- **What you will do**
Copy out all lines in the data below containing the string "partial".

- **Excerpted records**
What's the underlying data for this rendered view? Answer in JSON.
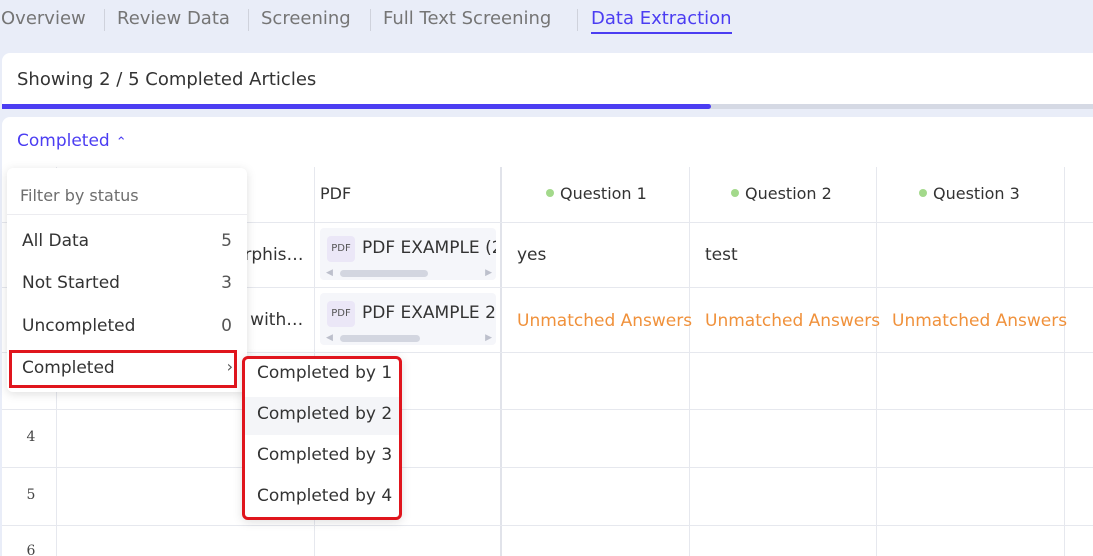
{
  "tabs": [
    "Overview",
    "Review Data",
    "Screening",
    "Full Text Screening",
    "Data Extraction"
  ],
  "active_tab": "Data Extraction",
  "summary": {
    "title": "Showing 2 / 5 Completed Articles",
    "progress_percent": 65
  },
  "status_toggle": {
    "label": "Completed",
    "chevron": "chevron-up-icon"
  },
  "table": {
    "columns": {
      "pdf": "PDF",
      "q1": "Question 1",
      "q2": "Question 2",
      "q3": "Question 3"
    },
    "rows": [
      {
        "title_fragment": "orphis…",
        "pdf": "PDF EXAMPLE (2",
        "q1": "yes",
        "q2": "test",
        "q3": ""
      },
      {
        "title_fragment": "n with…",
        "pdf": "PDF EXAMPLE 2",
        "q1": "Unmatched Answers",
        "q2": "Unmatched Answers",
        "q3": "Unmatched Answers"
      }
    ],
    "row_numbers": [
      "4",
      "5",
      "6"
    ],
    "pdf_badge": "PDF"
  },
  "filter_menu": {
    "title": "Filter by status",
    "items": [
      {
        "label": "All Data",
        "count": "5"
      },
      {
        "label": "Not Started",
        "count": "3"
      },
      {
        "label": "Uncompleted",
        "count": "0"
      },
      {
        "label": "Completed",
        "count": ""
      }
    ],
    "submenu_items": [
      "Completed by 1",
      "Completed by 2",
      "Completed by 3",
      "Completed by 4"
    ]
  },
  "colors": {
    "accent": "#4b3df2",
    "warning": "#f0913b",
    "status_dot": "#a3d98b",
    "highlight": "#e0151d"
  }
}
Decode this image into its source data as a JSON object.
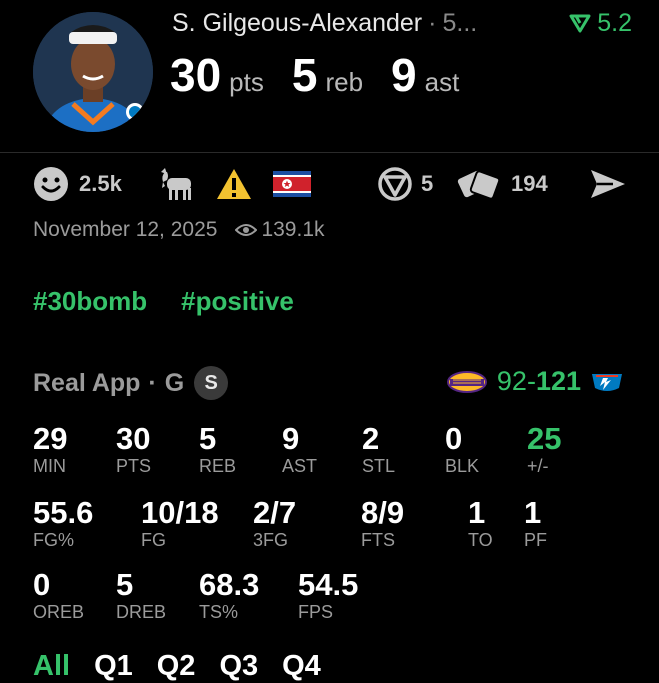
{
  "player": {
    "name": "S. Gilgeous-Alexander",
    "separator": "·",
    "truncated": "5...",
    "trend_value": "5.2"
  },
  "statline": {
    "pts_value": "30",
    "pts_unit": "pts",
    "reb_value": "5",
    "reb_unit": "reb",
    "ast_value": "9",
    "ast_unit": "ast"
  },
  "actions": {
    "reactions_count": "2.5k",
    "v_count": "5",
    "cards_count": "194"
  },
  "meta": {
    "date": "November 12, 2025",
    "views": "139.1k"
  },
  "tags": [
    "#30bomb",
    "#positive"
  ],
  "source": {
    "app": "Real App",
    "separator": "·",
    "position": "G",
    "badge": "S"
  },
  "score": {
    "away": "92",
    "dash": "-",
    "home": "121"
  },
  "stats": {
    "row1": [
      {
        "value": "29",
        "label": "MIN"
      },
      {
        "value": "30",
        "label": "PTS"
      },
      {
        "value": "5",
        "label": "REB"
      },
      {
        "value": "9",
        "label": "AST"
      },
      {
        "value": "2",
        "label": "STL"
      },
      {
        "value": "0",
        "label": "BLK"
      },
      {
        "value": "25",
        "label": "+/-"
      }
    ],
    "row2": [
      {
        "value": "55.6",
        "label": "FG%"
      },
      {
        "value": "10/18",
        "label": "FG"
      },
      {
        "value": "2/7",
        "label": "3FG"
      },
      {
        "value": "8/9",
        "label": "FTS"
      },
      {
        "value": "1",
        "label": "TO"
      },
      {
        "value": "1",
        "label": "PF"
      }
    ],
    "row3": [
      {
        "value": "0",
        "label": "OREB"
      },
      {
        "value": "5",
        "label": "DREB"
      },
      {
        "value": "68.3",
        "label": "TS%"
      },
      {
        "value": "54.5",
        "label": "FPS"
      }
    ]
  },
  "quarters": [
    "All",
    "Q1",
    "Q2",
    "Q3",
    "Q4"
  ],
  "colors": {
    "accent_green": "#36c26a",
    "muted_gray": "#9b9b9b",
    "warning_yellow": "#f2c230"
  },
  "icons": [
    "smiley-icon",
    "goat-icon",
    "warning-icon",
    "flag-icon",
    "v-logo-icon",
    "cards-icon",
    "send-icon",
    "eye-icon",
    "trend-up-icon"
  ]
}
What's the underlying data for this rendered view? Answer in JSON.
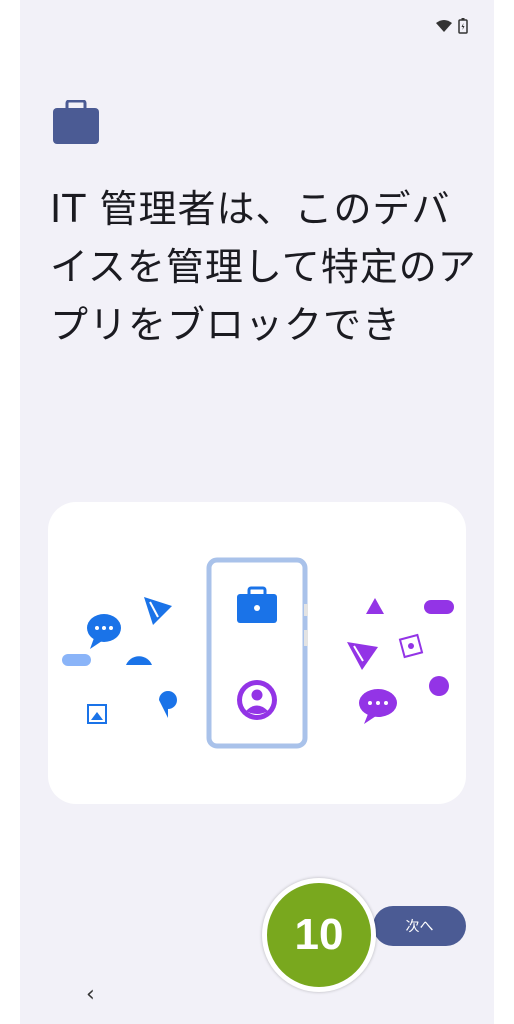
{
  "title": "IT 管理者は、このデバイスを管理して特定のアプリをブロックでき",
  "next_button_label": "次へ",
  "step_marker": "10",
  "back_label": "‹",
  "colors": {
    "accent": "#4b5b94",
    "work_blue": "#1a73e8",
    "personal_purple": "#9334e6",
    "marker_green": "#79a81e"
  }
}
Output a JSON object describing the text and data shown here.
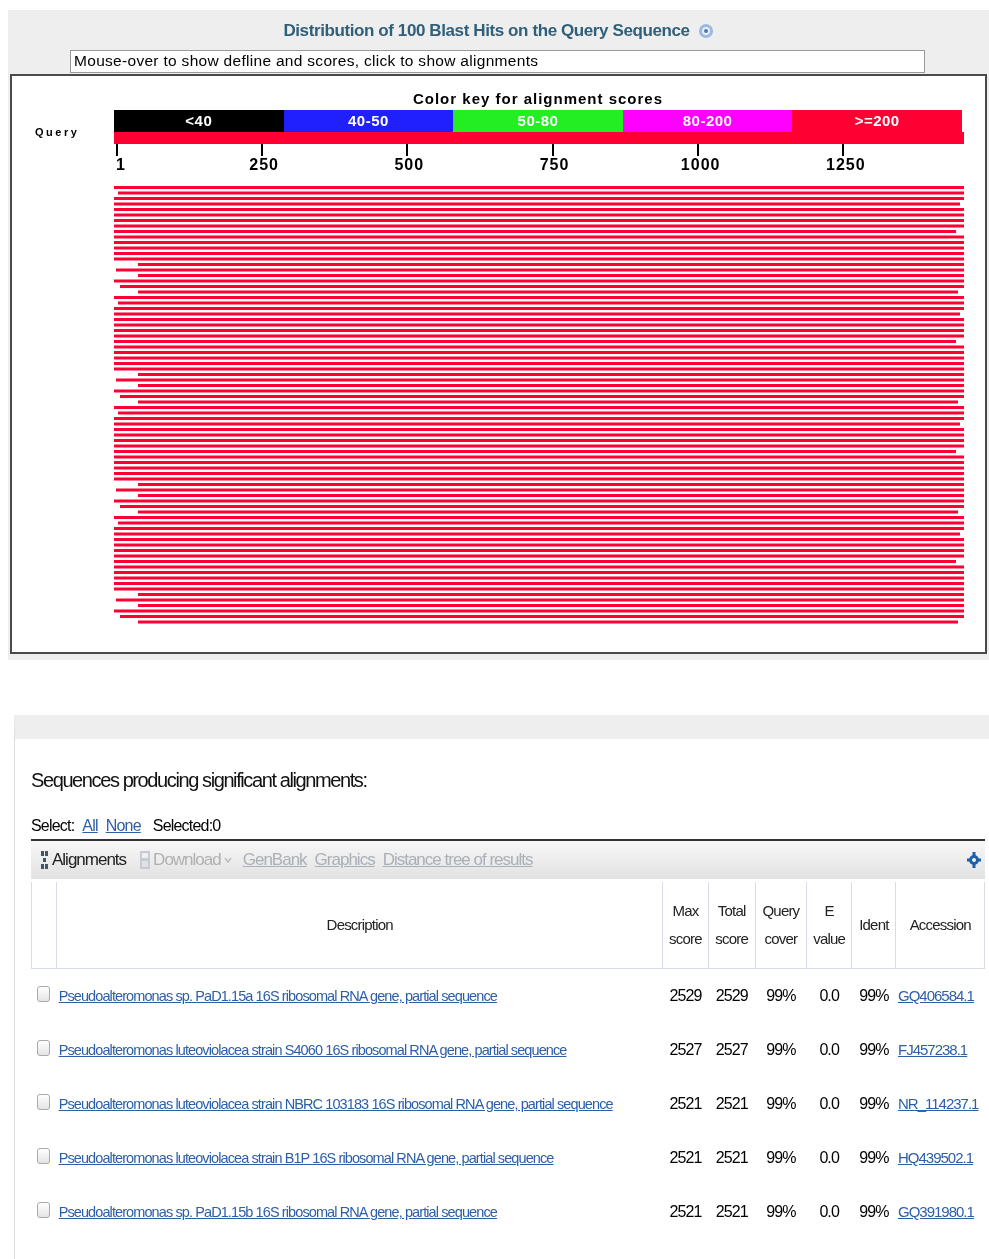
{
  "graphic": {
    "title": "Distribution of 100 Blast Hits on the Query Sequence",
    "info_line": "Mouse-over to show defline and scores, click to show alignments",
    "color_key": {
      "title": "Color key for alignment scores",
      "ranges": [
        {
          "label": "<40",
          "color": "#000000"
        },
        {
          "label": "40-50",
          "color": "#2020ff"
        },
        {
          "label": "50-80",
          "color": "#22ee22"
        },
        {
          "label": "80-200",
          "color": "#ff00ff"
        },
        {
          "label": ">=200",
          "color": "#ff0033"
        }
      ]
    },
    "query_label": "Query",
    "ticks": [
      "1",
      "250",
      "500",
      "750",
      "1000",
      "1250"
    ]
  },
  "results": {
    "title": "Sequences producing significant alignments:",
    "select": {
      "label": "Select:",
      "links": [
        "All",
        "None"
      ],
      "count": "Selected:0"
    },
    "toolbar": [
      {
        "kind": "sort",
        "label": "Alignments",
        "disabled": false
      },
      {
        "kind": "download",
        "label": "Download",
        "disabled": true
      },
      {
        "kind": "link",
        "label": "GenBank",
        "disabled": true
      },
      {
        "kind": "link",
        "label": "Graphics",
        "disabled": true
      },
      {
        "kind": "link",
        "label": "Distance tree of results",
        "disabled": true
      }
    ],
    "columns": [
      "Description",
      "Max score",
      "Total score",
      "Query cover",
      "E value",
      "Ident",
      "Accession"
    ],
    "rows": [
      {
        "checked": false,
        "description": "Pseudoalteromonas sp. PaD1.15a 16S ribosomal RNA gene, partial sequence",
        "max_score": "2529",
        "total_score": "2529",
        "query_cover": "99%",
        "e_value": "0.0",
        "ident": "99%",
        "accession": "GQ406584.1"
      },
      {
        "checked": false,
        "description": "Pseudoalteromonas luteoviolacea strain S4060 16S ribosomal RNA gene, partial sequence",
        "max_score": "2527",
        "total_score": "2527",
        "query_cover": "99%",
        "e_value": "0.0",
        "ident": "99%",
        "accession": "FJ457238.1"
      },
      {
        "checked": false,
        "description": "Pseudoalteromonas luteoviolacea strain NBRC 103183 16S ribosomal RNA gene, partial sequence",
        "max_score": "2521",
        "total_score": "2521",
        "query_cover": "99%",
        "e_value": "0.0",
        "ident": "99%",
        "accession": "NR_114237.1"
      },
      {
        "checked": false,
        "description": "Pseudoalteromonas luteoviolacea strain B1P 16S ribosomal RNA gene, partial sequence",
        "max_score": "2521",
        "total_score": "2521",
        "query_cover": "99%",
        "e_value": "0.0",
        "ident": "99%",
        "accession": "HQ439502.1"
      },
      {
        "checked": false,
        "description": "Pseudoalteromonas sp. PaD1.15b 16S ribosomal RNA gene, partial sequence",
        "max_score": "2521",
        "total_score": "2521",
        "query_cover": "99%",
        "e_value": "0.0",
        "ident": "99%",
        "accession": "GQ391980.1"
      }
    ]
  }
}
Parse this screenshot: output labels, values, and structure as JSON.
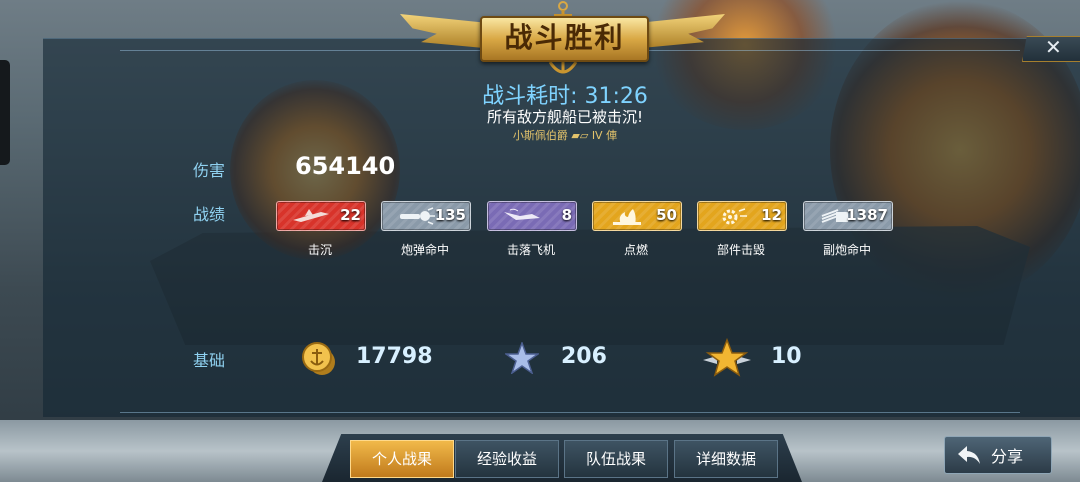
{
  "banner": {
    "title": "战斗胜利",
    "close": "✕"
  },
  "header": {
    "time_label": "战斗耗时: 31:26",
    "message": "所有敌方舰船已被击沉!",
    "ship_info": "小斯佩伯爵 ▰▱ IV 俥"
  },
  "stats": {
    "damage_label": "伤害",
    "damage_value": "654140",
    "record_label": "战绩",
    "badges": [
      {
        "icon": "sunk-ship-icon",
        "value": "22",
        "label": "击沉",
        "color": "#d8332a"
      },
      {
        "icon": "shell-hit-icon",
        "value": "135",
        "label": "炮弹命中",
        "color": "#8a9aa9"
      },
      {
        "icon": "plane-shotdown-icon",
        "value": "8",
        "label": "击落飞机",
        "color": "#7a6bb5"
      },
      {
        "icon": "fire-icon",
        "value": "50",
        "label": "点燃",
        "color": "#e3a51d"
      },
      {
        "icon": "module-destroy-icon",
        "value": "12",
        "label": "部件击毁",
        "color": "#e3a51d"
      },
      {
        "icon": "secondary-gun-icon",
        "value": "1387",
        "label": "副炮命中",
        "color": "#8a9aa9"
      }
    ]
  },
  "basic": {
    "label": "基础",
    "silver": {
      "icon": "anchor-coin-icon",
      "value": "17798"
    },
    "xp": {
      "icon": "blue-star-icon",
      "value": "206"
    },
    "commander_xp": {
      "icon": "gold-star-icon",
      "value": "10"
    }
  },
  "tabs": [
    {
      "label": "个人战果",
      "active": true
    },
    {
      "label": "经验收益",
      "active": false
    },
    {
      "label": "队伍战果",
      "active": false
    },
    {
      "label": "详细数据",
      "active": false
    }
  ],
  "share": {
    "label": "分享",
    "icon": "share-arrow-icon"
  }
}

- **Task output**
        "description": "Pseudoalteromonas sp. PaD1.15a 16S ribosomal RNA gene, partial sequence",
        "description": "Pseudoalteromonas luteoviolacea strain S4060 16S ribosomal RNA gene, partial sequence",
        "description": "Pseudoalteromonas luteoviolacea strain NBRC 103183 16S ribosomal RNA gene, partial sequence",
        "description": "Pseudoalteromonas luteoviolacea strain B1P 16S ribosomal RNA gene, partial sequence",
        "description": "Pseudoalteromonas sp. PaD1.15b 16S ribosomal RNA gene, partial sequence",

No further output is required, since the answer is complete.